Exercise directions — Copy all lines below containing "title".

**** Provided material

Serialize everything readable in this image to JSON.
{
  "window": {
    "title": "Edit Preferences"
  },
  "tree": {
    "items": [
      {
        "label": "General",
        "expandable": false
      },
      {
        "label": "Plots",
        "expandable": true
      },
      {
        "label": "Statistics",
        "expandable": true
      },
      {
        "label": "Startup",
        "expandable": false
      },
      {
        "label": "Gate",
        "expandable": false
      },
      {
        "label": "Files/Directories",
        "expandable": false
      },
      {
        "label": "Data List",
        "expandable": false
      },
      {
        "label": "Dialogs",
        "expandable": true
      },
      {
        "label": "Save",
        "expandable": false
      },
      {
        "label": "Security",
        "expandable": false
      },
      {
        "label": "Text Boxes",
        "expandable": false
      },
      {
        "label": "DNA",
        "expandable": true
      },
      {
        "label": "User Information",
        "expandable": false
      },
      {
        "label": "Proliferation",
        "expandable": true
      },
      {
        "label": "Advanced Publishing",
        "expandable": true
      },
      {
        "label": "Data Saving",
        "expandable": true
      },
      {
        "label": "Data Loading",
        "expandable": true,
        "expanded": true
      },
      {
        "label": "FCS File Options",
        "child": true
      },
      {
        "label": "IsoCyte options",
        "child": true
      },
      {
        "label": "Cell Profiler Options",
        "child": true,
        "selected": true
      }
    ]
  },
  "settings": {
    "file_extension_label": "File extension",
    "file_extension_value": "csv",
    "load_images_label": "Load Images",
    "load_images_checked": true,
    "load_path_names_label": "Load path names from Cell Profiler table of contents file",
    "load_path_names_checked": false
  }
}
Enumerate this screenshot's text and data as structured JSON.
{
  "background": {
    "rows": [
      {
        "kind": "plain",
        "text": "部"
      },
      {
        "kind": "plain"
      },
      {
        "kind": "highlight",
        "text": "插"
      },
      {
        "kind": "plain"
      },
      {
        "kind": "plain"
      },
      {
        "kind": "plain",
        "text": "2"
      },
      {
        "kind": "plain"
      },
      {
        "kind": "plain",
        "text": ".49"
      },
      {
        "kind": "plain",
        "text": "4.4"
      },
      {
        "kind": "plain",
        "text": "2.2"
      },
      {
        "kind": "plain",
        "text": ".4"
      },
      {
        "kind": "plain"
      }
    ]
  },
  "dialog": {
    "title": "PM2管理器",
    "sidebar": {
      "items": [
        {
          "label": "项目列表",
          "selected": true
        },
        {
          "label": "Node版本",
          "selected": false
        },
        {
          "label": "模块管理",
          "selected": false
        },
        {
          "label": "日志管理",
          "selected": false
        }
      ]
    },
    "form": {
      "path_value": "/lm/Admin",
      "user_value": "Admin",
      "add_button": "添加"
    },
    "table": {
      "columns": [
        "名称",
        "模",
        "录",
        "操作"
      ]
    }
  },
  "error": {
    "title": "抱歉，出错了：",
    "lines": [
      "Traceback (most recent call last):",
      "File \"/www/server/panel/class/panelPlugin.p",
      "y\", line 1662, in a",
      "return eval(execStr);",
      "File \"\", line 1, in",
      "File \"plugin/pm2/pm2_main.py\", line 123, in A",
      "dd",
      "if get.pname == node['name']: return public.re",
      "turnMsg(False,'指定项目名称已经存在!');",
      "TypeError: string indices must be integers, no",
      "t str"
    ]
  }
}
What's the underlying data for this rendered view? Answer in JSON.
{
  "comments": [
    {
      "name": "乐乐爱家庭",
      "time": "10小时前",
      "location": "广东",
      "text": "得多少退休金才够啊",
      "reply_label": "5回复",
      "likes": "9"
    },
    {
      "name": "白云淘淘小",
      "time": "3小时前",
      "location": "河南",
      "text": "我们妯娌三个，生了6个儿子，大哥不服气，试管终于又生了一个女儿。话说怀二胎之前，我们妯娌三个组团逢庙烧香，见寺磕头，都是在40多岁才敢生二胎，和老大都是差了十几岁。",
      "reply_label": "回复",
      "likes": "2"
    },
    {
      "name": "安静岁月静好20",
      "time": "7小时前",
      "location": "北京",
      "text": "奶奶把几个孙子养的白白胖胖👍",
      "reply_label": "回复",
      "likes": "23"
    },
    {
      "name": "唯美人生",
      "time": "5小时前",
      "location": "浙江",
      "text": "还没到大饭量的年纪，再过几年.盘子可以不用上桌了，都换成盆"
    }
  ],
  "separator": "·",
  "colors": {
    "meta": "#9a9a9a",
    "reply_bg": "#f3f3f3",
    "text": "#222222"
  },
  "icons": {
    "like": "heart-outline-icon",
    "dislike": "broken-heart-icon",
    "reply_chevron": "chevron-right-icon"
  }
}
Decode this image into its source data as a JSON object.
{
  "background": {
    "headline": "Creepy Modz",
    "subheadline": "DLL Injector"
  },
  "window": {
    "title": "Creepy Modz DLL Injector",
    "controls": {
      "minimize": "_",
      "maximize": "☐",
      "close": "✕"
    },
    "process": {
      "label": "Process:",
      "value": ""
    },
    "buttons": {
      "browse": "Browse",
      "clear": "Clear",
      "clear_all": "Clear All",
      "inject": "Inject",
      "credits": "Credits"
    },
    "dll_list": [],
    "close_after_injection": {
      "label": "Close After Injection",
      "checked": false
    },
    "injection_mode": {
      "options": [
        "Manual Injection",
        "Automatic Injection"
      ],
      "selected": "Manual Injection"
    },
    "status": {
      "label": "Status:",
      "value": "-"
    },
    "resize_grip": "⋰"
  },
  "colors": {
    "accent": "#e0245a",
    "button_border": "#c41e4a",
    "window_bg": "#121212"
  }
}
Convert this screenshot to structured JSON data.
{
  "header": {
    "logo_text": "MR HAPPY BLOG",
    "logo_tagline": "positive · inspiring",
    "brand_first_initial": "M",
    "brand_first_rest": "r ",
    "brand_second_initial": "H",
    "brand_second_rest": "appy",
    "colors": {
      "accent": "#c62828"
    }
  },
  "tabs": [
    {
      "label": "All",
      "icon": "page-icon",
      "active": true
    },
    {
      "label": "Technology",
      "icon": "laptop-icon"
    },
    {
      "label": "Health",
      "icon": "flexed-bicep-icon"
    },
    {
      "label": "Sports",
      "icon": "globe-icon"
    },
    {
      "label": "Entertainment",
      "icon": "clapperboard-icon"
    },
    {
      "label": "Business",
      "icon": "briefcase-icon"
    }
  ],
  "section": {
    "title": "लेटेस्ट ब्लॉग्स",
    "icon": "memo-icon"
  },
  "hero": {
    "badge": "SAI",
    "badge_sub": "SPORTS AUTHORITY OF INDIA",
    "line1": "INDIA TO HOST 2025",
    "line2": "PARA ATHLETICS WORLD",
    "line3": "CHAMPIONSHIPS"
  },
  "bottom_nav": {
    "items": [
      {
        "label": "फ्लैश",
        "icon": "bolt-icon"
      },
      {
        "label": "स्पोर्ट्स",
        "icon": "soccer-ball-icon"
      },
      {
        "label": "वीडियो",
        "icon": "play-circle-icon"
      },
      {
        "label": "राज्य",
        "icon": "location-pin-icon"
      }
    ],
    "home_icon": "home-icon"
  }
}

********

Solution for this problem —
    "title": "Edit Preferences"
    "title": "PM2管理器",
    "title": "抱歉，出错了：",
    "title": "Creepy Modz DLL Injector",
    "title": "लेटेस्ट ब्लॉग्स",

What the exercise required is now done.